THE TASK>
Output the material word for word. Leave each picture out.

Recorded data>

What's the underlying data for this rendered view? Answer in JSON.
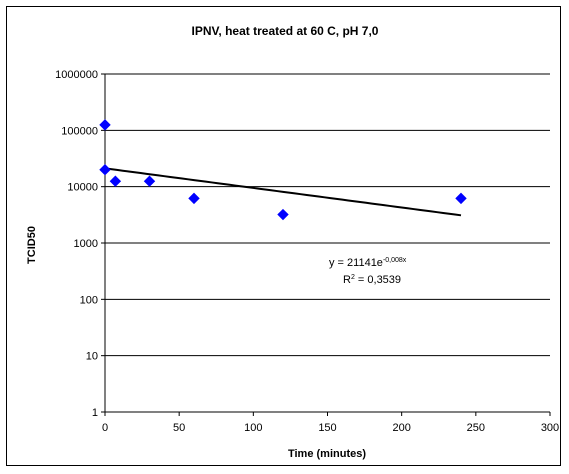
{
  "chart_data": {
    "type": "scatter",
    "title": "IPNV, heat treated at 60 C, pH 7,0",
    "xlabel": "Time (minutes)",
    "ylabel": "TCID50",
    "xlim": [
      0,
      300
    ],
    "ylim": [
      1,
      1000000
    ],
    "yscale": "log",
    "grid": "horizontal",
    "x_ticks": [
      "0",
      "50",
      "100",
      "150",
      "200",
      "250",
      "300"
    ],
    "y_ticks": [
      "1",
      "10",
      "100",
      "1000",
      "10000",
      "100000",
      "1000000"
    ],
    "series": [
      {
        "points": [
          {
            "x": 0,
            "y": 125000
          },
          {
            "x": 0,
            "y": 20000
          },
          {
            "x": 7,
            "y": 12500
          },
          {
            "x": 30,
            "y": 12500
          },
          {
            "x": 60,
            "y": 6200
          },
          {
            "x": 120,
            "y": 3200
          },
          {
            "x": 240,
            "y": 6200
          }
        ],
        "color": "#0000FF",
        "marker": "diamond"
      }
    ],
    "trendline": {
      "type": "exponential",
      "a": 21141,
      "b": -0.008,
      "x_range": [
        0,
        240
      ],
      "color": "#000000"
    },
    "annotations": {
      "equation_base": "y = 21141e",
      "equation_exponent": "-0,008x",
      "r2_prefix": "R",
      "r2_exponent": "2",
      "r2_value": " = 0,3539"
    }
  }
}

EXPECTED OUTPUT>
What's the underlying data for this rendered view? Answer in JSON.
{
  "chart_data": {
    "type": "scatter",
    "title": "IPNV, heat treated at 60 C, pH 7,0",
    "xlabel": "Time (minutes)",
    "ylabel": "TCID50",
    "xlim": [
      0,
      300
    ],
    "ylim": [
      1,
      1000000
    ],
    "yscale": "log",
    "grid": "horizontal",
    "x_ticks": [
      "0",
      "50",
      "100",
      "150",
      "200",
      "250",
      "300"
    ],
    "y_ticks": [
      "1",
      "10",
      "100",
      "1000",
      "10000",
      "100000",
      "1000000"
    ],
    "series": [
      {
        "points": [
          {
            "x": 0,
            "y": 125000
          },
          {
            "x": 0,
            "y": 20000
          },
          {
            "x": 7,
            "y": 12500
          },
          {
            "x": 30,
            "y": 12500
          },
          {
            "x": 60,
            "y": 6200
          },
          {
            "x": 120,
            "y": 3200
          },
          {
            "x": 240,
            "y": 6200
          }
        ],
        "color": "#0000FF",
        "marker": "diamond"
      }
    ],
    "trendline": {
      "type": "exponential",
      "a": 21141,
      "b": -0.008,
      "x_range": [
        0,
        240
      ],
      "color": "#000000"
    },
    "annotations": {
      "equation_base": "y = 21141e",
      "equation_exponent": "-0,008x",
      "r2_prefix": "R",
      "r2_exponent": "2",
      "r2_value": " = 0,3539"
    }
  }
}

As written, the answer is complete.